What you are asked to do :: The entries below should be quoted exactly, with no pictures carried over.

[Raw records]
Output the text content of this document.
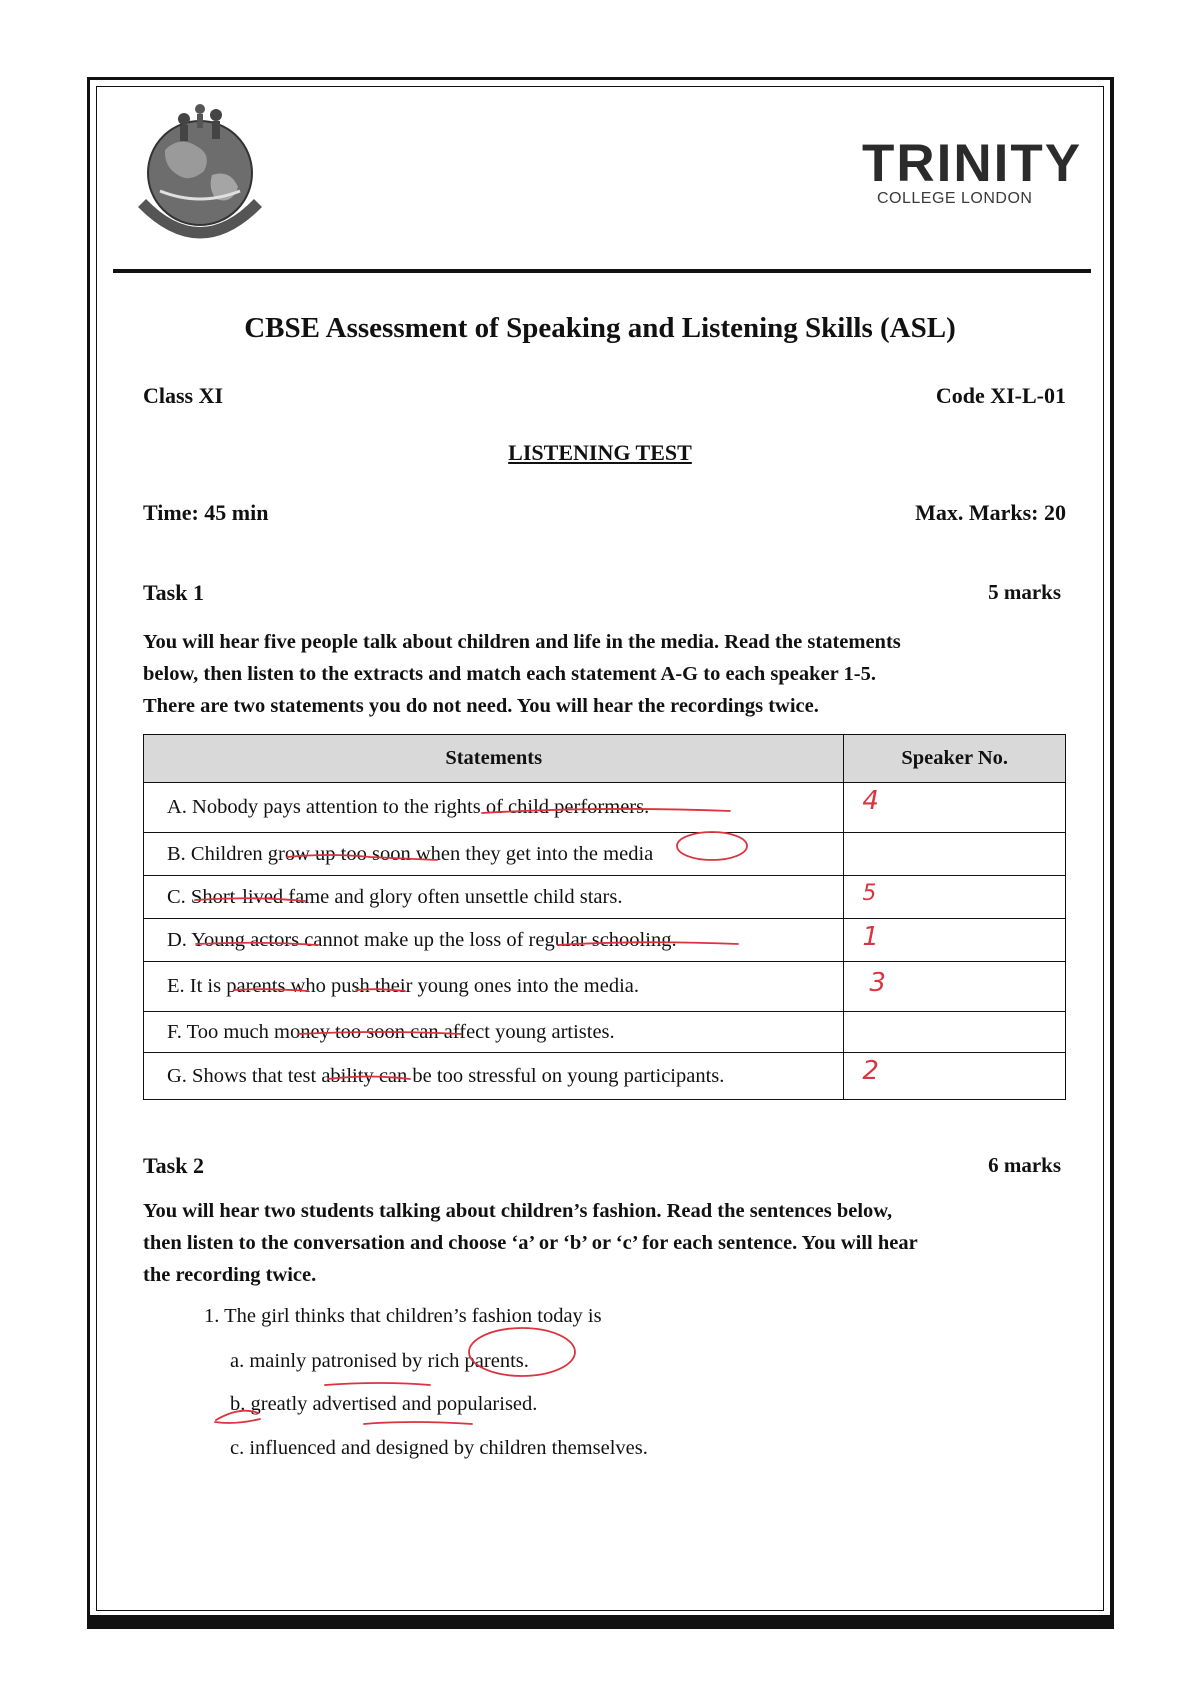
TRINITY
COLLEGE LONDON
CBSE Assessment of Speaking and Listening Skills (ASL)
Class XI	Code XI-L-01
LISTENING TEST
Time: 45 min	Max. Marks: 20
Task 1	5 marks
You will hear five people talk about children and life in the media. Read the statements
below, then listen to the extracts and match each statement A-G to each speaker 1-5.
There are two statements you do not need. You will hear the recordings twice.
Statements	Speaker No.
A. Nobody pays attention to the rights of child performers.	4

B. Children grow up too soon when they get into the media	

C. Short-lived fame and glory often unsettle child stars.	5

D. Young actors cannot make up the loss of regular schooling.	1

E. It is parents who push their young ones into the media.	3

F. Too much money too soon can affect young artistes.	

G. Shows that test ability can be too stressful on young participants.	2
Task 2	6 marks
You will hear two students talking about children’s fashion. Read the sentences below,
then listen to the conversation and choose ‘a’ or ‘b’ or ‘c’ for each sentence. You will hear
the recording twice.
1. The girl thinks that children’s fashion today is
a. mainly patronised by rich parents.
b. greatly advertised and popularised.
c. influenced and designed by children themselves.
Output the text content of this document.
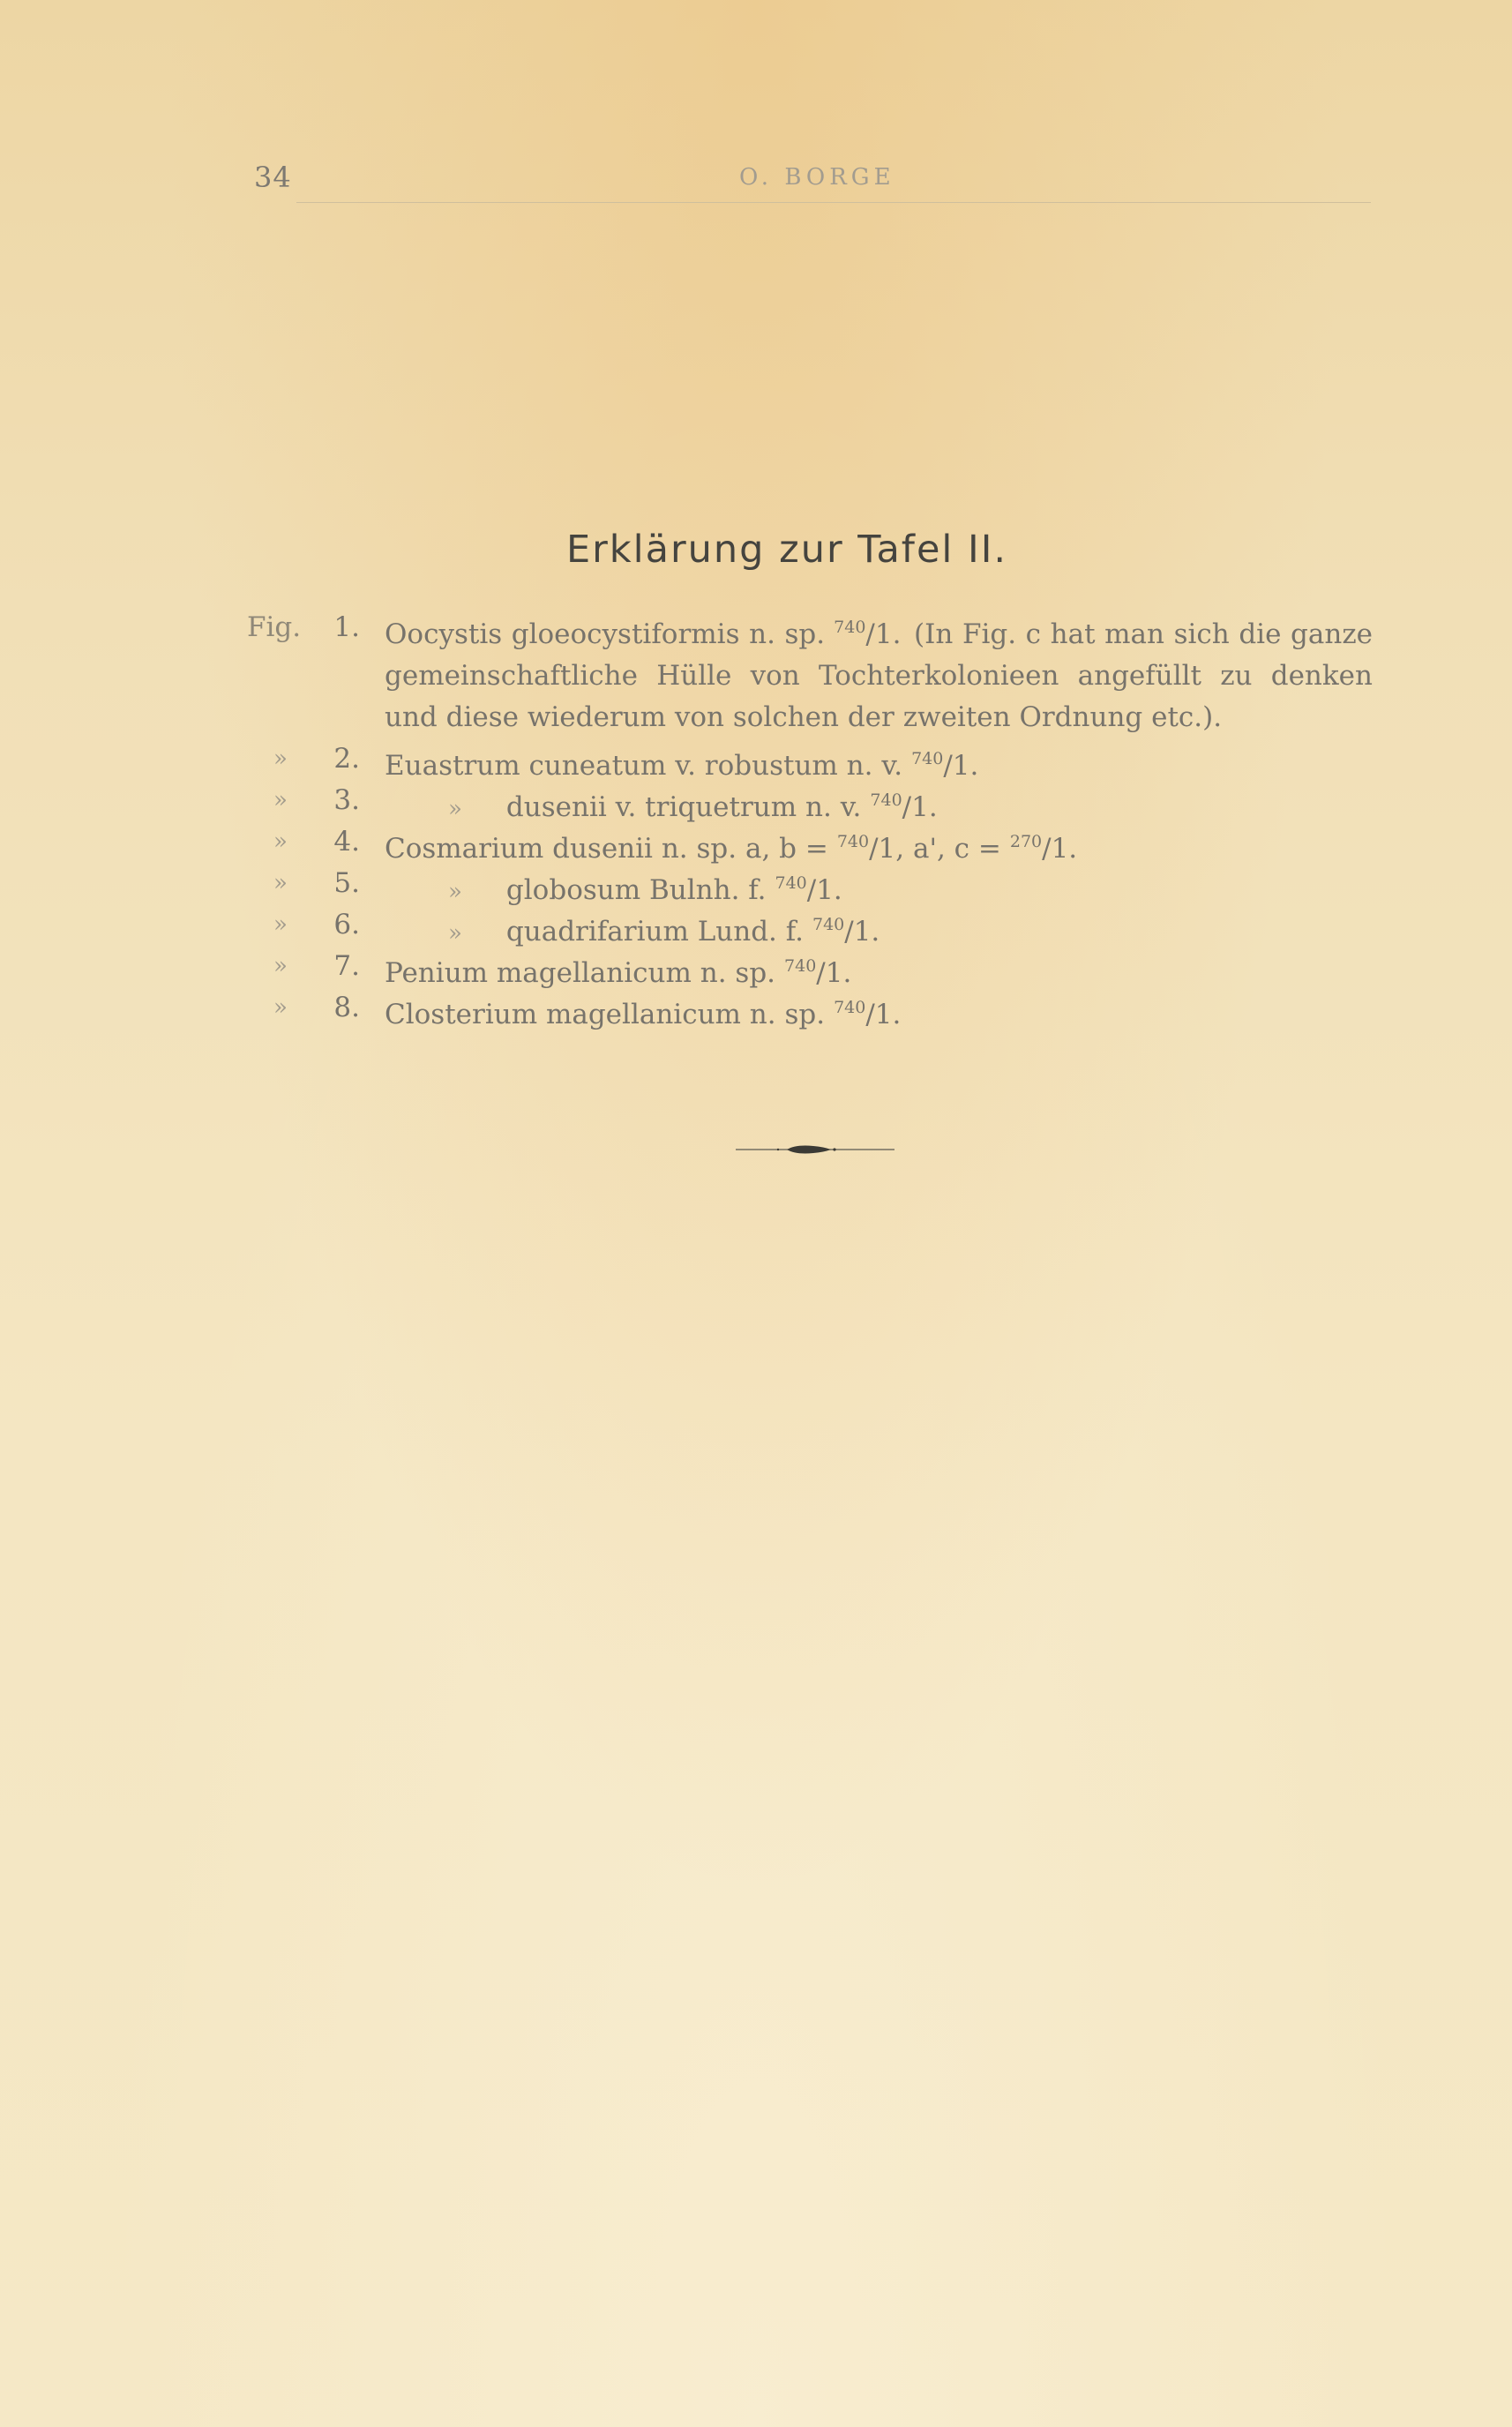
34	O. BORGE
Erklärung zur Tafel II.
Fig.	1. Oocystis gloeocystiformis n. sp. $^{740}$/1. (In Fig. c hat man sich die ganze gemeinschaftliche Hülle von Tochterkolonieen angefüllt zu denken und diese wiederum von solchen der zweiten Ordnung etc.).
»	2. Euastrum cuneatum v. robustum n. v. $^{740}$/1.
»	3.	» dusenii v. triquetrum n. v. $^{740}$/1.
»	4. Cosmarium dusenii n. sp. a, b = $^{740}$/1, a', c = $^{270}$/1.
»	5.	» globosum Bulnh. f. $^{740}$/1.
»	6.	» quadrifarium Lund. f. $^{740}$/1.
»	7. Penium magellanicum n. sp. $^{740}$/1.
»	8. Closterium magellanicum n. sp. $^{740}$/1.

Answer below ::
Output the text content of this document.
TRINITY
COLLEGE LONDON
CBSE Assessment of Speaking and Listening Skills (ASL)
Class XI	Code XI-L-01
LISTENING TEST
Time: 45 min	Max. Marks: 20
Task 1	5 marks
You will hear five people talk about children and life in the media. Read the statements
below, then listen to the extracts and match each statement A-G to each speaker 1-5.
There are two statements you do not need. You will hear the recordings twice.
Statements	Speaker No.
A. Nobody pays attention to the rights of child performers.	4

B. Children grow up too soon when they get into the media	

C. Short-lived fame and glory often unsettle child stars.	5

D. Young actors cannot make up the loss of regular schooling.	1

E. It is parents who push their young ones into the media.	3

F. Too much money too soon can affect young artistes.	

G. Shows that test ability can be too stressful on young participants.	2
Task 2	6 marks
You will hear two students talking about children’s fashion. Read the sentences below,
then listen to the conversation and choose ‘a’ or ‘b’ or ‘c’ for each sentence. You will hear
the recording twice.
1. The girl thinks that children’s fashion today is
a. mainly patronised by rich parents.
b. greatly advertised and popularised.
c. influenced and designed by children themselves.
Output the text content of this document.
34	O. BORGE
Erklärung zur Tafel II.
Fig.	1. Oocystis gloeocystiformis n. sp. $^{740}$/1. (In Fig. c hat man sich die ganze gemeinschaftliche Hülle von Tochterkolonieen angefüllt zu denken und diese wiederum von solchen der zweiten Ordnung etc.).
»	2. Euastrum cuneatum v. robustum n. v. $^{740}$/1.
»	3.	» dusenii v. triquetrum n. v. $^{740}$/1.
»	4. Cosmarium dusenii n. sp. a, b = $^{740}$/1, a', c = $^{270}$/1.
»	5.	» globosum Bulnh. f. $^{740}$/1.
»	6.	» quadrifarium Lund. f. $^{740}$/1.
»	7. Penium magellanicum n. sp. $^{740}$/1.
»	8. Closterium magellanicum n. sp. $^{740}$/1.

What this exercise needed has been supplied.